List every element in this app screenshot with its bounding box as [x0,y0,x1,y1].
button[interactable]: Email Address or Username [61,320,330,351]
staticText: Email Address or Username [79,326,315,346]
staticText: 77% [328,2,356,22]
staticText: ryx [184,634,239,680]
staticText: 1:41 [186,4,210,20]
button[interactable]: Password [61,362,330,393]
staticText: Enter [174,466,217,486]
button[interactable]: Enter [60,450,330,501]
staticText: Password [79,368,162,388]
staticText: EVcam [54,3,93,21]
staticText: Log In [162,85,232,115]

■ ■ ■ ■ ■

(Exercise):
Please reproduce every line of the records above word for word, without changing anything.

(The reply):
List every element in this app screenshot with its bounding box as [x0,y0,x1,y1].
button[interactable]: Email Address or Username [61,320,330,351]
staticText: Email Address or Username [79,326,315,346]
staticText: 77% [328,2,356,22]
staticText: ryx [184,634,239,680]
staticText: 1:41 [186,4,210,20]
button[interactable]: Password [61,362,330,393]
staticText: Enter [174,466,217,486]
button[interactable]: Enter [60,450,330,501]
staticText: Password [79,368,162,388]
staticText: EVcam [54,3,93,21]
staticText: Log In [162,85,232,115]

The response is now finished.